(EXERCISE REQUIREMENTS):
Transcribe every entry word for word, but skip the images.

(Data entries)
⁂
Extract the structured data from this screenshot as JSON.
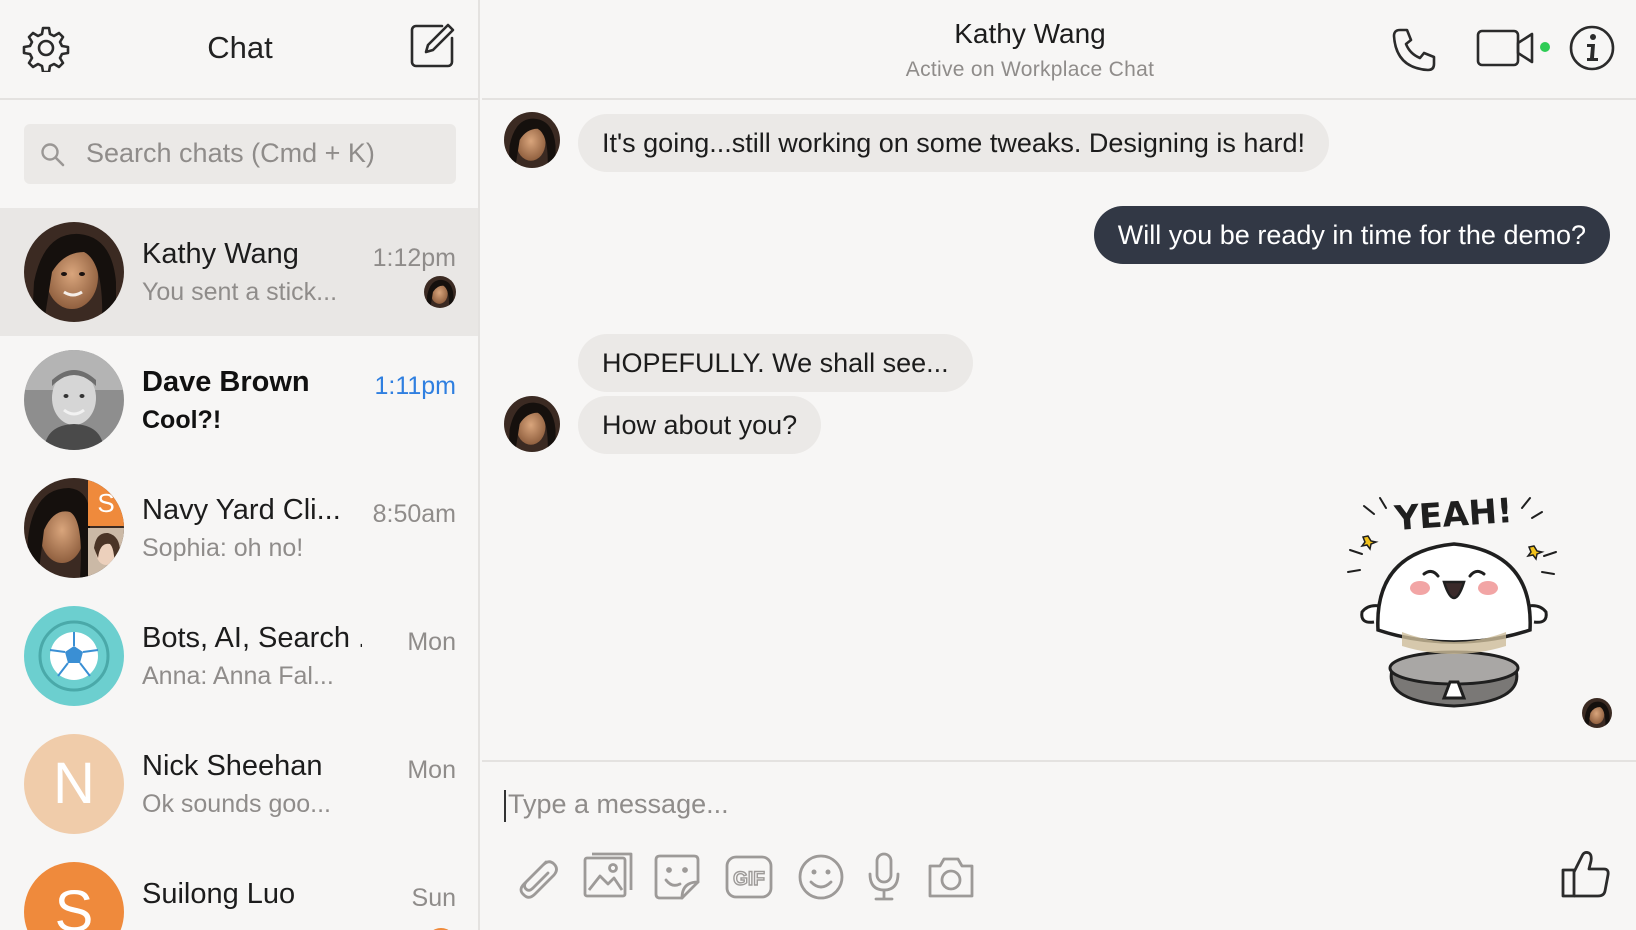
{
  "sidebar": {
    "title": "Chat",
    "search": {
      "placeholder": "Search chats (Cmd + K)"
    },
    "chats": [
      {
        "name": "Kathy Wang",
        "preview": "You sent a stick...",
        "time": "1:12pm",
        "active": true,
        "unread": false
      },
      {
        "name": "Dave Brown",
        "preview": "Cool?!",
        "time": "1:11pm",
        "active": false,
        "unread": true
      },
      {
        "name": "Navy Yard Cli...",
        "preview": "Sophia: oh no!",
        "time": "8:50am",
        "badge_letter": "S"
      },
      {
        "name": "Bots, AI, Search ...",
        "preview": "Anna: Anna Fal...",
        "time": "Mon"
      },
      {
        "name": "Nick Sheehan",
        "preview": "Ok sounds goo...",
        "time": "Mon",
        "avatar_letter": "N"
      },
      {
        "name": "Suilong Luo",
        "preview": "",
        "time": "Sun",
        "avatar_letter": "S"
      }
    ]
  },
  "conversation": {
    "name": "Kathy Wang",
    "status": "Active on Workplace Chat",
    "messages": [
      {
        "direction": "in",
        "text": "It's going...still working on some tweaks. Designing is hard!"
      },
      {
        "direction": "out",
        "text": "Will you be ready in time for the demo?"
      },
      {
        "direction": "in",
        "text": "HOPEFULLY. We shall see..."
      },
      {
        "direction": "in",
        "text": "How about you?"
      }
    ],
    "sticker": {
      "text": "YEAH!"
    },
    "composer": {
      "placeholder": "Type a message..."
    },
    "tools": [
      "paperclip-icon",
      "image-icon",
      "sticker-icon",
      "gif-icon",
      "emoji-icon",
      "microphone-icon",
      "camera-icon"
    ],
    "tool_gif_label": "GIF"
  },
  "colors": {
    "background": "#f7f6f5",
    "bubble_in": "#ebe9e7",
    "bubble_out": "#323845",
    "unread_time": "#2f7fe0",
    "online": "#2ecc55",
    "orange": "#ef8a3c",
    "teal": "#6ccfcf",
    "peach": "#f0ccaa"
  }
}
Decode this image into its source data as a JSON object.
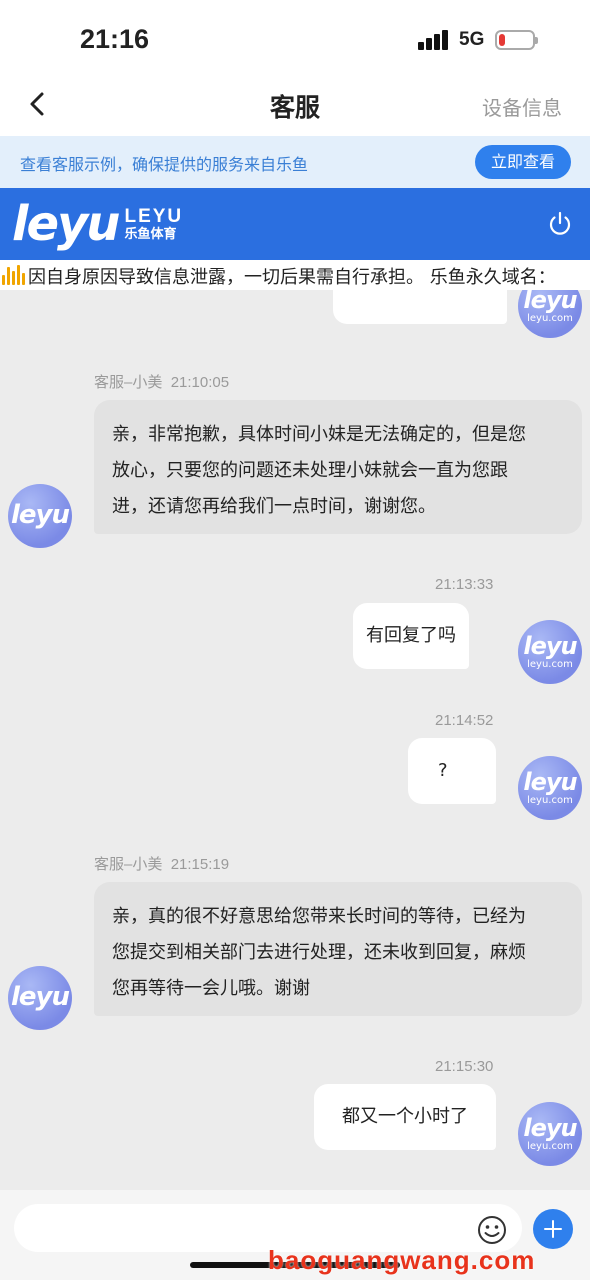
{
  "status_bar": {
    "time": "21:16",
    "network": "5G",
    "battery_level": 0.2,
    "battery_color": "#e53935"
  },
  "header": {
    "back_icon": "chevron-left-icon",
    "title": "客服",
    "device_info_label": "设备信息"
  },
  "notice": {
    "text": "查看客服示例，确保提供的服务来自乐鱼",
    "button_label": "立即查看",
    "accent_color": "#2f80ed"
  },
  "brand": {
    "logo_mark": "leyu",
    "logo_en": "LEYU",
    "logo_cn": "乐鱼体育",
    "power_icon": "power-icon",
    "bar_color": "#2b6fe0"
  },
  "marquee": {
    "icon": "speaker-icon",
    "text": "因自身原因导致信息泄露，一切后果需自行承担。 乐鱼永久域名："
  },
  "avatars": {
    "agent_logo": "leyu",
    "user_logo": "leyu",
    "user_sub": "leyu.com"
  },
  "messages": [
    {
      "from": "agent",
      "sender": "客服–小美",
      "time": "21:10:05",
      "lines": [
        "亲，非常抱歉，具体时间小妹是无法确定的，但是您",
        "放心，只要您的问题还未处理小妹就会一直为您跟",
        "进，还请您再给我们一点时间，谢谢您。"
      ]
    },
    {
      "from": "user",
      "time": "21:13:33",
      "text": "有回复了吗"
    },
    {
      "from": "user",
      "time": "21:14:52",
      "text": "?"
    },
    {
      "from": "agent",
      "sender": "客服–小美",
      "time": "21:15:19",
      "lines": [
        "亲，真的很不好意思给您带来长时间的等待，已经为",
        "您提交到相关部门去进行处理，还未收到回复，麻烦",
        "您再等待一会儿哦。谢谢"
      ]
    },
    {
      "from": "user",
      "time": "21:15:30",
      "text": "都又一个小时了"
    }
  ],
  "input_bar": {
    "placeholder": "",
    "emoji_icon": "emoji-icon",
    "add_icon": "plus-icon"
  },
  "watermark": "baoguangwang.com"
}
⁂
(RESULT OF THE TASK):
Extract the structured data from this screenshot as JSON.
{
  "sidebar": {
    "title": "Chat",
    "search": {
      "placeholder": "Search chats (Cmd + K)"
    },
    "chats": [
      {
        "name": "Kathy Wang",
        "preview": "You sent a stick...",
        "time": "1:12pm",
        "active": true,
        "unread": false
      },
      {
        "name": "Dave Brown",
        "preview": "Cool?!",
        "time": "1:11pm",
        "active": false,
        "unread": true
      },
      {
        "name": "Navy Yard Cli...",
        "preview": "Sophia: oh no!",
        "time": "8:50am",
        "badge_letter": "S"
      },
      {
        "name": "Bots, AI, Search ...",
        "preview": "Anna: Anna Fal...",
        "time": "Mon"
      },
      {
        "name": "Nick Sheehan",
        "preview": "Ok sounds goo...",
        "time": "Mon",
        "avatar_letter": "N"
      },
      {
        "name": "Suilong Luo",
        "preview": "",
        "time": "Sun",
        "avatar_letter": "S"
      }
    ]
  },
  "conversation": {
    "name": "Kathy Wang",
    "status": "Active on Workplace Chat",
    "messages": [
      {
        "direction": "in",
        "text": "It's going...still working on some tweaks. Designing is hard!"
      },
      {
        "direction": "out",
        "text": "Will you be ready in time for the demo?"
      },
      {
        "direction": "in",
        "text": "HOPEFULLY. We shall see..."
      },
      {
        "direction": "in",
        "text": "How about you?"
      }
    ],
    "sticker": {
      "text": "YEAH!"
    },
    "composer": {
      "placeholder": "Type a message..."
    },
    "tools": [
      "paperclip-icon",
      "image-icon",
      "sticker-icon",
      "gif-icon",
      "emoji-icon",
      "microphone-icon",
      "camera-icon"
    ],
    "tool_gif_label": "GIF"
  },
  "colors": {
    "background": "#f7f6f5",
    "bubble_in": "#ebe9e7",
    "bubble_out": "#323845",
    "unread_time": "#2f7fe0",
    "online": "#2ecc55",
    "orange": "#ef8a3c",
    "teal": "#6ccfcf",
    "peach": "#f0ccaa"
  }
}
Decode this image into its source data as a JSON object.
{
  "status_bar": {
    "time": "21:16",
    "network": "5G",
    "battery_level": 0.2,
    "battery_color": "#e53935"
  },
  "header": {
    "back_icon": "chevron-left-icon",
    "title": "客服",
    "device_info_label": "设备信息"
  },
  "notice": {
    "text": "查看客服示例，确保提供的服务来自乐鱼",
    "button_label": "立即查看",
    "accent_color": "#2f80ed"
  },
  "brand": {
    "logo_mark": "leyu",
    "logo_en": "LEYU",
    "logo_cn": "乐鱼体育",
    "power_icon": "power-icon",
    "bar_color": "#2b6fe0"
  },
  "marquee": {
    "icon": "speaker-icon",
    "text": "因自身原因导致信息泄露，一切后果需自行承担。 乐鱼永久域名："
  },
  "avatars": {
    "agent_logo": "leyu",
    "user_logo": "leyu",
    "user_sub": "leyu.com"
  },
  "messages": [
    {
      "from": "agent",
      "sender": "客服–小美",
      "time": "21:10:05",
      "lines": [
        "亲，非常抱歉，具体时间小妹是无法确定的，但是您",
        "放心，只要您的问题还未处理小妹就会一直为您跟",
        "进，还请您再给我们一点时间，谢谢您。"
      ]
    },
    {
      "from": "user",
      "time": "21:13:33",
      "text": "有回复了吗"
    },
    {
      "from": "user",
      "time": "21:14:52",
      "text": "?"
    },
    {
      "from": "agent",
      "sender": "客服–小美",
      "time": "21:15:19",
      "lines": [
        "亲，真的很不好意思给您带来长时间的等待，已经为",
        "您提交到相关部门去进行处理，还未收到回复，麻烦",
        "您再等待一会儿哦。谢谢"
      ]
    },
    {
      "from": "user",
      "time": "21:15:30",
      "text": "都又一个小时了"
    }
  ],
  "input_bar": {
    "placeholder": "",
    "emoji_icon": "emoji-icon",
    "add_icon": "plus-icon"
  },
  "watermark": "baoguangwang.com"
}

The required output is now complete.